START Material for the task

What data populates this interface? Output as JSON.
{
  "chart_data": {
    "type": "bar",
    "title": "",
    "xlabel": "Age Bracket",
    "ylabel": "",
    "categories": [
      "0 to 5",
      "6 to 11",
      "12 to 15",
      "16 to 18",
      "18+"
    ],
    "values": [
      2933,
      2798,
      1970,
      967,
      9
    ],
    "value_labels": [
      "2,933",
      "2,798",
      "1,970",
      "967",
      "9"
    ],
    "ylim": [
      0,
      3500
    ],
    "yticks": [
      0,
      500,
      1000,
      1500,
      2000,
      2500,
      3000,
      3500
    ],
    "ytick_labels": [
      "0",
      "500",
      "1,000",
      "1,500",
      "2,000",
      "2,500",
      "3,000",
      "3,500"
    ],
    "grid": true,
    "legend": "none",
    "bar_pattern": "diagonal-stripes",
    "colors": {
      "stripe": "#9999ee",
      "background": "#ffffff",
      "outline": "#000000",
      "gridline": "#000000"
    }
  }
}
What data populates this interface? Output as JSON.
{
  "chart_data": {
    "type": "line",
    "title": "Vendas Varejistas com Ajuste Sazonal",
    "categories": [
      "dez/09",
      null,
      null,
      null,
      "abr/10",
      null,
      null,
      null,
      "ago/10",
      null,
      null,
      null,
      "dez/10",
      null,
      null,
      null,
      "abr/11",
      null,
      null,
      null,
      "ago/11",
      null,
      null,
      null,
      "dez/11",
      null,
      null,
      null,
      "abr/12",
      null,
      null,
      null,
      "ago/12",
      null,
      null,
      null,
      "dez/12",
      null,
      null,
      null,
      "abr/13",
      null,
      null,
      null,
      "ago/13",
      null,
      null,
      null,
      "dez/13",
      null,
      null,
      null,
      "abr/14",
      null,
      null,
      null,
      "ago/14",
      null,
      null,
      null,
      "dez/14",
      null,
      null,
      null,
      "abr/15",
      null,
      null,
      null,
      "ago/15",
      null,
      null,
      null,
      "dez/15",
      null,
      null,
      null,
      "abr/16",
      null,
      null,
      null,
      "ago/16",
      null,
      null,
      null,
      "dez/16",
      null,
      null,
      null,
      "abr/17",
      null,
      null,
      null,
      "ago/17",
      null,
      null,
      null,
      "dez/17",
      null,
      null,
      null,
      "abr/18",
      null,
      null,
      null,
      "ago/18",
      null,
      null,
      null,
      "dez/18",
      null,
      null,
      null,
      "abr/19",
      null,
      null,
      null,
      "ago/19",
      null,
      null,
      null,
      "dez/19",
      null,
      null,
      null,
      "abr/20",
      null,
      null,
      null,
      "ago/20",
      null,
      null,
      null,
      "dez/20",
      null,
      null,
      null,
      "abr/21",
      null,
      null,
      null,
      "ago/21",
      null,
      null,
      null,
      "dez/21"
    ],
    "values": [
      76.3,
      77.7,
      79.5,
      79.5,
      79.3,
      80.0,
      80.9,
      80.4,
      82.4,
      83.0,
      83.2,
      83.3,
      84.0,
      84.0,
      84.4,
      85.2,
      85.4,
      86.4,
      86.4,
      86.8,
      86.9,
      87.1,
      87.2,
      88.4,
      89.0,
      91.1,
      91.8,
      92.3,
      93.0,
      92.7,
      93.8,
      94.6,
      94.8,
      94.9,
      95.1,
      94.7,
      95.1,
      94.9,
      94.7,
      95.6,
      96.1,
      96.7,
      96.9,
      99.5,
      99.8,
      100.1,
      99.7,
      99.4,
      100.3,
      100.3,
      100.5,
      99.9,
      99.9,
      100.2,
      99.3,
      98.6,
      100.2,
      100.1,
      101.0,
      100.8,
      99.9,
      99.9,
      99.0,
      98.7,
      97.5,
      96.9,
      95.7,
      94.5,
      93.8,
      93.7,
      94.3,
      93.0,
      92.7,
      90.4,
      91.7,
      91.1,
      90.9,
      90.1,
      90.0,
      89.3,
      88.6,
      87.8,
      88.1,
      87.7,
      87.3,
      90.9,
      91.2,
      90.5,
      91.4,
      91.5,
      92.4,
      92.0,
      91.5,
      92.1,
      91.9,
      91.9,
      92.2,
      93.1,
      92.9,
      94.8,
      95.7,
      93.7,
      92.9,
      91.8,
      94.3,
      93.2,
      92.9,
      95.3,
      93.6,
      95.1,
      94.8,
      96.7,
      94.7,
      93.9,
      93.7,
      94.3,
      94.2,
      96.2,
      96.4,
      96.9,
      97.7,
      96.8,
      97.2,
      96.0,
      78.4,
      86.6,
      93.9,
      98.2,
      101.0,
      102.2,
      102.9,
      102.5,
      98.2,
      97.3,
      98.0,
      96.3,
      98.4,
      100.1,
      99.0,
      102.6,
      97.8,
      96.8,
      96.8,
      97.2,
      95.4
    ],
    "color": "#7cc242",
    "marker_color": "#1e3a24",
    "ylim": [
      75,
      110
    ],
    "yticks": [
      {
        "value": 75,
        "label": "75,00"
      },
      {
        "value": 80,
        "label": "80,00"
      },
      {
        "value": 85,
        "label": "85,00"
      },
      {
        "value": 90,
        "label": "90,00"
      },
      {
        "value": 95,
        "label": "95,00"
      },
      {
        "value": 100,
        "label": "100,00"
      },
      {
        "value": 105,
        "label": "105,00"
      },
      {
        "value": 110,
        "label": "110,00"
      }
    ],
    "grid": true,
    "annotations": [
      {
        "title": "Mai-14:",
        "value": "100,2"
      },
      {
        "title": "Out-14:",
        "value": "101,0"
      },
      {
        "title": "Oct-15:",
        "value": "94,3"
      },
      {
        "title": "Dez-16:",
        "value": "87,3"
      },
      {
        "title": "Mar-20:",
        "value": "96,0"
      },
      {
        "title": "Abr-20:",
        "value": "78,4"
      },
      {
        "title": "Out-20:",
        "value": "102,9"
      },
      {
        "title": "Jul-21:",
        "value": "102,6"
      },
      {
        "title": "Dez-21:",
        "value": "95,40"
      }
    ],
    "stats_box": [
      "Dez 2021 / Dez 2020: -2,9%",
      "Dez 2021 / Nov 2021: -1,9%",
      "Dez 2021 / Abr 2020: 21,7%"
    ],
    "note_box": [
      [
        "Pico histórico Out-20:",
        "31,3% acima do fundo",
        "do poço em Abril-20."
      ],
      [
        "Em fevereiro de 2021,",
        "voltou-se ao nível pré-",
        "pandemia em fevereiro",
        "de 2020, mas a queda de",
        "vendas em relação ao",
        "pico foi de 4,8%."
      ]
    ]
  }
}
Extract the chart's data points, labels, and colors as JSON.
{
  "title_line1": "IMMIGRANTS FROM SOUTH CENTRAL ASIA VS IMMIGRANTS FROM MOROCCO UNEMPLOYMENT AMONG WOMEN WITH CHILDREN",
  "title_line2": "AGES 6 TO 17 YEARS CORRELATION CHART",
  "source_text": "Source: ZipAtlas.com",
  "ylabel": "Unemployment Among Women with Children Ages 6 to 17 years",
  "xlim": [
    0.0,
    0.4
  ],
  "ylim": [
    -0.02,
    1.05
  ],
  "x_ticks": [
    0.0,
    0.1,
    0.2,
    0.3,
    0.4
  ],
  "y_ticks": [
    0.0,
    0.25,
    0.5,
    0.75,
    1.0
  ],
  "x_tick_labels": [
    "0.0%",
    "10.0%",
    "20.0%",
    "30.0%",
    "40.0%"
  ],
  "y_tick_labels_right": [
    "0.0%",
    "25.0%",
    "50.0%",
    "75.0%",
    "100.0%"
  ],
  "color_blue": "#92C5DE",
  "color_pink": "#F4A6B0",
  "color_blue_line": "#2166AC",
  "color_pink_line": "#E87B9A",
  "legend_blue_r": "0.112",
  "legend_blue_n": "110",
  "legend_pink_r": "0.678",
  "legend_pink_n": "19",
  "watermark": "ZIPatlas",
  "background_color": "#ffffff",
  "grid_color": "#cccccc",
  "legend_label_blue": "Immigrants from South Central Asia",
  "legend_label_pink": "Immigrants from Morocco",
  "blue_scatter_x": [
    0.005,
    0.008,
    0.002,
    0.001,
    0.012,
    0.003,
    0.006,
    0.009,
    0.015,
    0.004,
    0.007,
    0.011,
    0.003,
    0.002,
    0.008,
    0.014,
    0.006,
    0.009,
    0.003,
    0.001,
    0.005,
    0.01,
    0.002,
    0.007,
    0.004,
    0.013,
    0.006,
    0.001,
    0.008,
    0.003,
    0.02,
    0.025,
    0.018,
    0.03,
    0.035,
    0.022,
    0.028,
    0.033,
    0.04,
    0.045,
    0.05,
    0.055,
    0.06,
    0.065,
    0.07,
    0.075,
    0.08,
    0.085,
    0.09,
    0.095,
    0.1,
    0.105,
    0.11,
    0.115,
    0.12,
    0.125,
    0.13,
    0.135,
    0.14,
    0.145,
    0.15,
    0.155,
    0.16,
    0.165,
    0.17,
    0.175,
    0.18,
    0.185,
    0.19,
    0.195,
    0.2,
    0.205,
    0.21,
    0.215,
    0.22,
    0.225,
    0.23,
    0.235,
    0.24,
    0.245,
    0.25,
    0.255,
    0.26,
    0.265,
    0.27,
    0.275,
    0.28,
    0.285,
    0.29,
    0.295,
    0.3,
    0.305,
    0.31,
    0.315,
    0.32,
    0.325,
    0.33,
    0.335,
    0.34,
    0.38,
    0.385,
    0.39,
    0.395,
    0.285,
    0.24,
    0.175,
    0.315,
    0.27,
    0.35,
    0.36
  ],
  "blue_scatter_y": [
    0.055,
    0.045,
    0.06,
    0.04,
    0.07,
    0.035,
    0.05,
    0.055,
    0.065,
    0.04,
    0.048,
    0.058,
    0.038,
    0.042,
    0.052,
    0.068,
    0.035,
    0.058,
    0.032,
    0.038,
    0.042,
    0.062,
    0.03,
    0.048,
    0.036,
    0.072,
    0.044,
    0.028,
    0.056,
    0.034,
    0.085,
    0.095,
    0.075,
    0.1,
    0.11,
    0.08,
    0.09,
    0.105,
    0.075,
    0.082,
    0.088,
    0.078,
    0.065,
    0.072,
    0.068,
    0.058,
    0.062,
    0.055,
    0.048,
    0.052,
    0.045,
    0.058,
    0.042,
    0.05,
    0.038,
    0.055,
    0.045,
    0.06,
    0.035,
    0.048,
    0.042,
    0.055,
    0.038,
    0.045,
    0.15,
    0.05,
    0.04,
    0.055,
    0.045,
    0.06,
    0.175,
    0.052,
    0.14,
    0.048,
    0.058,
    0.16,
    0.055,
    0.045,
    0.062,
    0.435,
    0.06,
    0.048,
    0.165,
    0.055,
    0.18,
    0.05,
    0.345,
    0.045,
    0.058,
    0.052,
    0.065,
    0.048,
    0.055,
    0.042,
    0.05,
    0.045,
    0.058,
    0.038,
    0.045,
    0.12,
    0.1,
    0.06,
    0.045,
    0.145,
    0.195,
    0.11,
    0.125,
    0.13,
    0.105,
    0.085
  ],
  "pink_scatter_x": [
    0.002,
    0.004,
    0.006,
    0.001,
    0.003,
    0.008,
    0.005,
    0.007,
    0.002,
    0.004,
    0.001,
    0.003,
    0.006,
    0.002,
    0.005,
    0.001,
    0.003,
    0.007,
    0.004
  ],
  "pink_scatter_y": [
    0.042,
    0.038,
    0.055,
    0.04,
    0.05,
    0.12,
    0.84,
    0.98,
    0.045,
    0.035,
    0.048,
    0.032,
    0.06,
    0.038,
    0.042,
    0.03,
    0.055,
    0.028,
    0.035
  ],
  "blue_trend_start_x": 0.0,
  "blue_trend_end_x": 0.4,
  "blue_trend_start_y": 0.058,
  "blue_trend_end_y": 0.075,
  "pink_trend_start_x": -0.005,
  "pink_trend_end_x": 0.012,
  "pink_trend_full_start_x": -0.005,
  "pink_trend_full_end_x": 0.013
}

END Material for the task

_Written instruction_. Each line that has the word "colors" should be copied.

_The answer_.
    "colors": {
Extract the chart's data points, labels, and colors as JSON.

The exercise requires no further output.